Task to carry out:
Sift the listing for lines that hold the string "small" and pull them out.

Data entries:

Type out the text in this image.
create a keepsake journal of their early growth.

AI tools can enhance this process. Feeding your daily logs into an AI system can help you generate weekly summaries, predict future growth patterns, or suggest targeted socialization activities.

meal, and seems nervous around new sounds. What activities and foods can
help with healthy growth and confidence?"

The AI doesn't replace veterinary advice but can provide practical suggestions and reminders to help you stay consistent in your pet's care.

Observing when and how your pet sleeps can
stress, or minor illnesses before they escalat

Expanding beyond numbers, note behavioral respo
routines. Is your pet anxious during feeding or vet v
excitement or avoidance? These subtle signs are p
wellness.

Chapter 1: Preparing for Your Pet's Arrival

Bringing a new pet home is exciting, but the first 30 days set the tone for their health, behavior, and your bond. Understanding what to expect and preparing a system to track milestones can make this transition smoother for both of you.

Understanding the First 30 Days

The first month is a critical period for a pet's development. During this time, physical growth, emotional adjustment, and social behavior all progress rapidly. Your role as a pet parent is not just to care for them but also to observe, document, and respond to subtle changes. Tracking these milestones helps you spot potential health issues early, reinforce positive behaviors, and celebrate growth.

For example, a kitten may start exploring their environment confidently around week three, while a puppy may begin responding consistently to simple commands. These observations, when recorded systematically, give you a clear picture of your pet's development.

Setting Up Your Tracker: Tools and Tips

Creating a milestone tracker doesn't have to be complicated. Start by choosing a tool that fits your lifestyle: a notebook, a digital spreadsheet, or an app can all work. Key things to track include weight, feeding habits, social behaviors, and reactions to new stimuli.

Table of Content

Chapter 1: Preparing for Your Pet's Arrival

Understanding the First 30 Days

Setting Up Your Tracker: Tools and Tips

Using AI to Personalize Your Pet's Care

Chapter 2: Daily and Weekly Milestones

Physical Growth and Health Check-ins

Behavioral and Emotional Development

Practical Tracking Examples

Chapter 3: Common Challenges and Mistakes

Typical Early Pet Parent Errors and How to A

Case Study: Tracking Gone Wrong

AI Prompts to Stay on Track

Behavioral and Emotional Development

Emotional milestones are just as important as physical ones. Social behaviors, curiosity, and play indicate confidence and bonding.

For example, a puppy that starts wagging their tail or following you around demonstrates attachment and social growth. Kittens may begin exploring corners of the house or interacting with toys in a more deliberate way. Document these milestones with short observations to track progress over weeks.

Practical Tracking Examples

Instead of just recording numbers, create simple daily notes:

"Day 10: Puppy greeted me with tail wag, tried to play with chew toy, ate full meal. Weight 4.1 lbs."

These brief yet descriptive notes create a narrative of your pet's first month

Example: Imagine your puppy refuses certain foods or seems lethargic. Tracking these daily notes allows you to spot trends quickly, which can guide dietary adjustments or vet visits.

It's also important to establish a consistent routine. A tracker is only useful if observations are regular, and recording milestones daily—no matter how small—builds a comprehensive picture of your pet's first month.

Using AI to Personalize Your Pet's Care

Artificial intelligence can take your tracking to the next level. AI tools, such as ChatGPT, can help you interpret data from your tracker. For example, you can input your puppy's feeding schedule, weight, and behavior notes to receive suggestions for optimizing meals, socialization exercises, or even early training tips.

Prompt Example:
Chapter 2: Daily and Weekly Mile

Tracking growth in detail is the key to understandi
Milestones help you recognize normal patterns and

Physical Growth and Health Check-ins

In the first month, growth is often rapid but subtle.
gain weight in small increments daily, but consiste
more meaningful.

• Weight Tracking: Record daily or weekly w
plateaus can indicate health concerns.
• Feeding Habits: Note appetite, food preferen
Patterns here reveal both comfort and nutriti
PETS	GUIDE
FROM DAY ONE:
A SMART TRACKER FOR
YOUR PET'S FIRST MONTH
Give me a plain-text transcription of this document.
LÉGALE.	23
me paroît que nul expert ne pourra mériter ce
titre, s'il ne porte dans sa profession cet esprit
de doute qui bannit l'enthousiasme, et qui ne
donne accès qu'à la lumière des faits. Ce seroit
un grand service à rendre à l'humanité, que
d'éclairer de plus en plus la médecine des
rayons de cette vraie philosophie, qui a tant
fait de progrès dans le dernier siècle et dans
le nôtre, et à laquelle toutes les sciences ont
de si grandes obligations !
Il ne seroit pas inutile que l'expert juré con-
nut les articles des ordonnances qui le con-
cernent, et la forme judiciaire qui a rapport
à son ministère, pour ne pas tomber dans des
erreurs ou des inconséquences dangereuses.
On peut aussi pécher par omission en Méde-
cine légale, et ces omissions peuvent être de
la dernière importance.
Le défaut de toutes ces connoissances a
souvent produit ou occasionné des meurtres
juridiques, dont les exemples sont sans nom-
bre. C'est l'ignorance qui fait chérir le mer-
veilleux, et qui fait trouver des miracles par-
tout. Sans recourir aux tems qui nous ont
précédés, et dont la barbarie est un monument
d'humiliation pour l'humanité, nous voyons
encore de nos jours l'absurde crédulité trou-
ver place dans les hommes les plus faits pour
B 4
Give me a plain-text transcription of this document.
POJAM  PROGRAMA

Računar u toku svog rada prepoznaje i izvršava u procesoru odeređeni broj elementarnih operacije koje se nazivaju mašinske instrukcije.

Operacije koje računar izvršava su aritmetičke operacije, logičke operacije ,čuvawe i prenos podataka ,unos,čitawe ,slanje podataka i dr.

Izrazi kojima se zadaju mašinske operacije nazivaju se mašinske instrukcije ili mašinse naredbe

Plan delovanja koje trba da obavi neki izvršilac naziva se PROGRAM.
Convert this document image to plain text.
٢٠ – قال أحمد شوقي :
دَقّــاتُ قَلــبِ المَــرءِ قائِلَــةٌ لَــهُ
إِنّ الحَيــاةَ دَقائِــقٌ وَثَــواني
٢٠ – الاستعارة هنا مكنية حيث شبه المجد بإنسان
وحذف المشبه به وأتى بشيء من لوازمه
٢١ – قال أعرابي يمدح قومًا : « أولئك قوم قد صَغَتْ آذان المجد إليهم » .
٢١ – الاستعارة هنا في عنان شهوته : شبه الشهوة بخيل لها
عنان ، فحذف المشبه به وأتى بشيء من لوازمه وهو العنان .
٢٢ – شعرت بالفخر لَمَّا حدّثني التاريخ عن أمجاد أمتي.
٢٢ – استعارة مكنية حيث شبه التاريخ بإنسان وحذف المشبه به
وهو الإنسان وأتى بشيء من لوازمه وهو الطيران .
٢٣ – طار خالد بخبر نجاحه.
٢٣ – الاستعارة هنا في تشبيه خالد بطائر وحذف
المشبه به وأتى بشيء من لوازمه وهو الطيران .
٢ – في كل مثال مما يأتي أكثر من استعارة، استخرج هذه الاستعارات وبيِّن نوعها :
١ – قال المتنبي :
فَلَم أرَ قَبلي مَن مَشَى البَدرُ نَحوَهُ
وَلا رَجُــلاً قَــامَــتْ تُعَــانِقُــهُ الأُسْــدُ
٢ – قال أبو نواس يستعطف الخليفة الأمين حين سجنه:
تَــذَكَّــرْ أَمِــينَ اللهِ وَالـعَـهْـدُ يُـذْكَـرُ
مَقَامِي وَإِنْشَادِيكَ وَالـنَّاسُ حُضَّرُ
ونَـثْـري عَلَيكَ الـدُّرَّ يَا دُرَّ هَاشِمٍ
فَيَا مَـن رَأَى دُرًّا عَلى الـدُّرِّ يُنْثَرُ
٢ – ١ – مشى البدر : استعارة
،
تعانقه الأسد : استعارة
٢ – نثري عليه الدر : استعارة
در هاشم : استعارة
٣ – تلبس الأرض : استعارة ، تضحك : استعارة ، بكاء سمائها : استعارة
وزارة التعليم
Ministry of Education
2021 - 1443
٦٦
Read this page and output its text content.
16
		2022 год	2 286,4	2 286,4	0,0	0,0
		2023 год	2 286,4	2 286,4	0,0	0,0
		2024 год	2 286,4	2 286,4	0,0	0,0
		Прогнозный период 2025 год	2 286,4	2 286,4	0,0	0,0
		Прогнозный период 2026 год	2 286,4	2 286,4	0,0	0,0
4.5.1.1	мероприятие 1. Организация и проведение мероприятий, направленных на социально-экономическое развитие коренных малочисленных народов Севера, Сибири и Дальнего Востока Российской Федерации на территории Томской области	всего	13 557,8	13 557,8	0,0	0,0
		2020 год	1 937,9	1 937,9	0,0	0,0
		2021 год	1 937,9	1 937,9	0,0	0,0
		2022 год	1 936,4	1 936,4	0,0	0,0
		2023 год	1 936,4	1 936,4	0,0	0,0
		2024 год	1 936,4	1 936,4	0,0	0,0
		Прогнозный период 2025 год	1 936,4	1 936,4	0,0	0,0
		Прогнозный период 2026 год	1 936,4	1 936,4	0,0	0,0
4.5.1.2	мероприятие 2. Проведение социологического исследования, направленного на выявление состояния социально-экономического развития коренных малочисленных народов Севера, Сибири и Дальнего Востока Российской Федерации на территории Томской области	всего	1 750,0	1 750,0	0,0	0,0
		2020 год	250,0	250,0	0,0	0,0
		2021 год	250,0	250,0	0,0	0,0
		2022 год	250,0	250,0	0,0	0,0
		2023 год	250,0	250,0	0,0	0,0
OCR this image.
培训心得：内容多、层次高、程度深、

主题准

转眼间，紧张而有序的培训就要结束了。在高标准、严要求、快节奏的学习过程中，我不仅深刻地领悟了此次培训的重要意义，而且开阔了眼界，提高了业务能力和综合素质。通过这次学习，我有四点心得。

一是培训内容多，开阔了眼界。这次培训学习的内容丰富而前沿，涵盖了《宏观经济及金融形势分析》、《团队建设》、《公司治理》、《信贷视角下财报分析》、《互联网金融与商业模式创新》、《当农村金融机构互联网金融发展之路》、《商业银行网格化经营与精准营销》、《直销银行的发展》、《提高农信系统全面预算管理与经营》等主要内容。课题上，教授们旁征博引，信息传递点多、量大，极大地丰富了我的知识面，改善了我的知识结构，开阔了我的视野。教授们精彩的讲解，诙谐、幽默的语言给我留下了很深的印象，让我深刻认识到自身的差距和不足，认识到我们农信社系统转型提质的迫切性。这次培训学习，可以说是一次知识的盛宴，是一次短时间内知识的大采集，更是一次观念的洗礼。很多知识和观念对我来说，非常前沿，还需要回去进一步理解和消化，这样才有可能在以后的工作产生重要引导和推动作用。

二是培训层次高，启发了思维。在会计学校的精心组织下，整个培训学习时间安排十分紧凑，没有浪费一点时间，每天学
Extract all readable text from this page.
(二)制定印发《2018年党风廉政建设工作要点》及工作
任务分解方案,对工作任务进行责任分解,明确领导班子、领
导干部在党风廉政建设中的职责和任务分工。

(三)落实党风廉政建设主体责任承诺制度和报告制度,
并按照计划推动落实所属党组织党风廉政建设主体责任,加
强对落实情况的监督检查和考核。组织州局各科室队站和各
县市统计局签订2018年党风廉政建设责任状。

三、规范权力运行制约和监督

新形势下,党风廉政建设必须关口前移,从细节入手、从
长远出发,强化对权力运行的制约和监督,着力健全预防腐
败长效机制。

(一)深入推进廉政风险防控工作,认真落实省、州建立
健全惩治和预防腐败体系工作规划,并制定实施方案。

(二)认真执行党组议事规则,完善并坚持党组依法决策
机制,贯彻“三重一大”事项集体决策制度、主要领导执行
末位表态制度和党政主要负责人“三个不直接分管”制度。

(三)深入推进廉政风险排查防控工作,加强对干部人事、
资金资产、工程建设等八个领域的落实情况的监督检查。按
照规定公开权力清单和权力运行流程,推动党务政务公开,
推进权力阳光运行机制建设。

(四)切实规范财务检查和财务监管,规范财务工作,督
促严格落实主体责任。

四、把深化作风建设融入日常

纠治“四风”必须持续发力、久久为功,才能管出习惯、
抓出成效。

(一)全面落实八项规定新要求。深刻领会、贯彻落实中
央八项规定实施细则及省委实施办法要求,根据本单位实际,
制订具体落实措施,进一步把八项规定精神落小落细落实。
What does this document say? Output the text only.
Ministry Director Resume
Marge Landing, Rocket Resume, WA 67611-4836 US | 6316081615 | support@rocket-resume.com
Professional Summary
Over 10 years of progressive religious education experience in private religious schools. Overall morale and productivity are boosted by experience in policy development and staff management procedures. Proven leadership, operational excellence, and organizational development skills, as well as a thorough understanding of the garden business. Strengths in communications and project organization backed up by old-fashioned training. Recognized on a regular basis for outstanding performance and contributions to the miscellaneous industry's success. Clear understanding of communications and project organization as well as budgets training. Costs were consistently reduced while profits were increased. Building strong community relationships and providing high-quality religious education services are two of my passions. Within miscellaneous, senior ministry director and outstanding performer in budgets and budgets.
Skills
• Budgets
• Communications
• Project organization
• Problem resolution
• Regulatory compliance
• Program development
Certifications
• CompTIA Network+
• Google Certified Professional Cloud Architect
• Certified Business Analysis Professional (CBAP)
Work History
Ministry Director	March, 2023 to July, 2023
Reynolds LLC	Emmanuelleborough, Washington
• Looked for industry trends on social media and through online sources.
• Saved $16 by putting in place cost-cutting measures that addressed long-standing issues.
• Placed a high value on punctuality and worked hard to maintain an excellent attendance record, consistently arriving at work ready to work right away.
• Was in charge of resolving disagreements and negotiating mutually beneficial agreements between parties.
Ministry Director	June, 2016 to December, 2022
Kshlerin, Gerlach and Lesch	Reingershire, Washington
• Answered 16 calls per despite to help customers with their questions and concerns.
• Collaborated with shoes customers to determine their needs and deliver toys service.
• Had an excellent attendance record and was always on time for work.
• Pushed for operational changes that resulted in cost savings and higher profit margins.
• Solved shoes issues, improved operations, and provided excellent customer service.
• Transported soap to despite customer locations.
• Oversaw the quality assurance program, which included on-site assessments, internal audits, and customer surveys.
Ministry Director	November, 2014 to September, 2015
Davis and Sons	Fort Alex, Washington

Reply:
It's also important to establish a consistent routine. A tracker is only useful if observations are regular, and recording milestones daily—no matter how small—builds a comprehensive picture of your pet's first month.
gain weight in small increments daily, but consiste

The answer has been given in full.